→ **AIM**:
Copy out each line of the data holding "Massachusetts".

::: DATA PROVIDED

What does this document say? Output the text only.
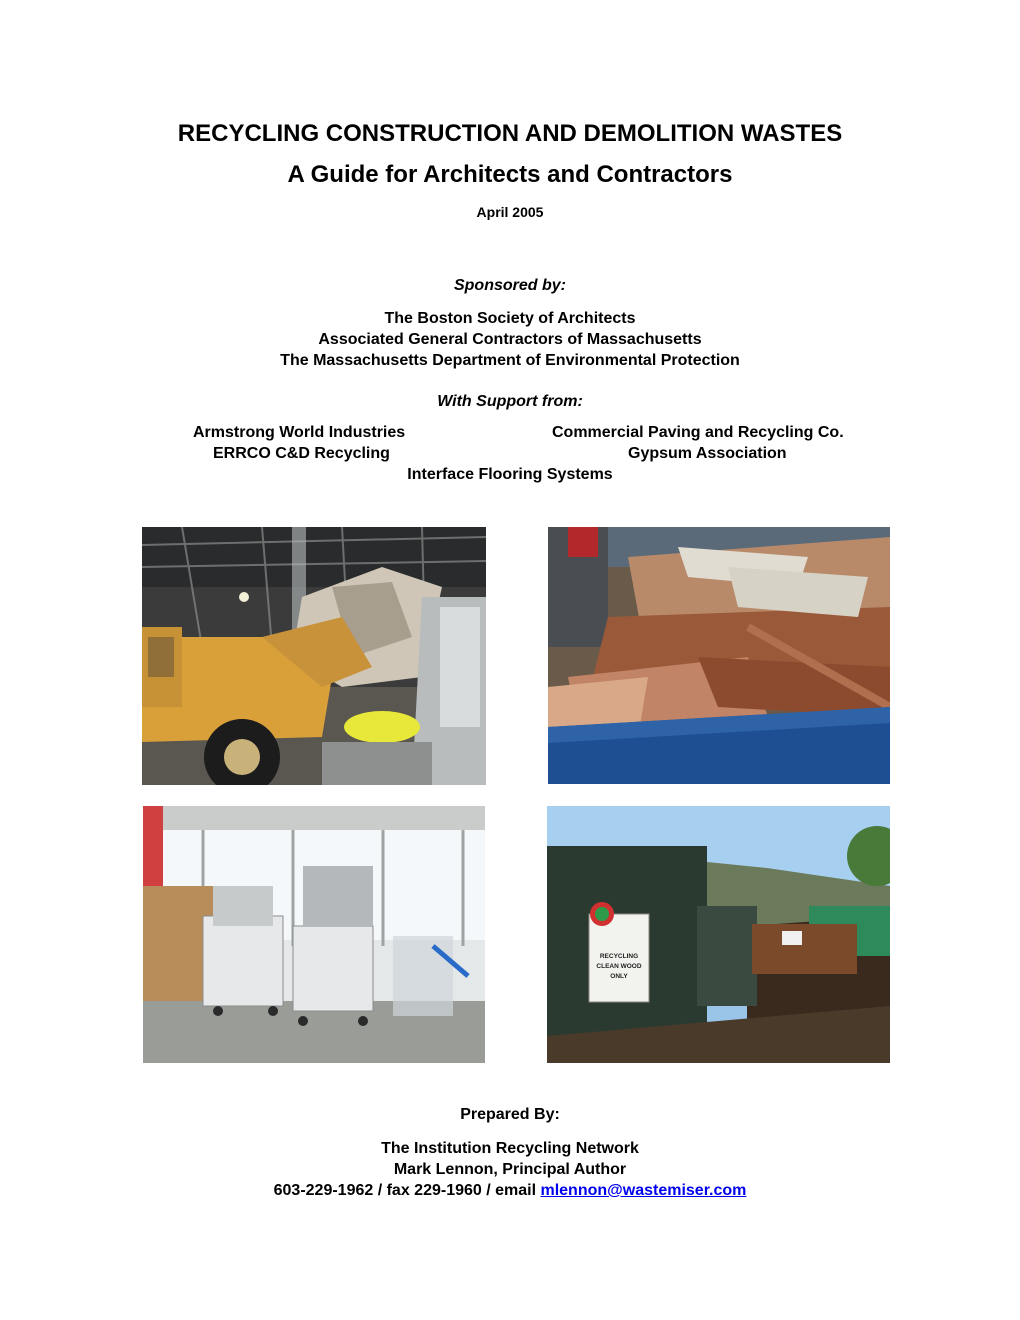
RECYCLING CONSTRUCTION AND DEMOLITION WASTES
A Guide for Architects and Contractors
April 2005
Sponsored by:
The Boston Society of Architects
Associated General Contractors of Massachusetts
The Massachusetts Department of Environmental Protection
With Support from:
Armstrong World Industries	Commercial Paving and Recycling Co.
ERRCO C&D Recycling	Gypsum Association
Interface Flooring Systems
RECYCLING
CLEAN WOOD
ONLY
Prepared By:
The Institution Recycling Network
Mark Lennon, Principal Author
603-229-1962 / fax 229-1960 / email mlennon@wastemiser.com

::::::

→ **SOLUTION FOR THIS PROBLEM**:
Associated General Contractors of Massachusetts
The Massachusetts Department of Environmental Protection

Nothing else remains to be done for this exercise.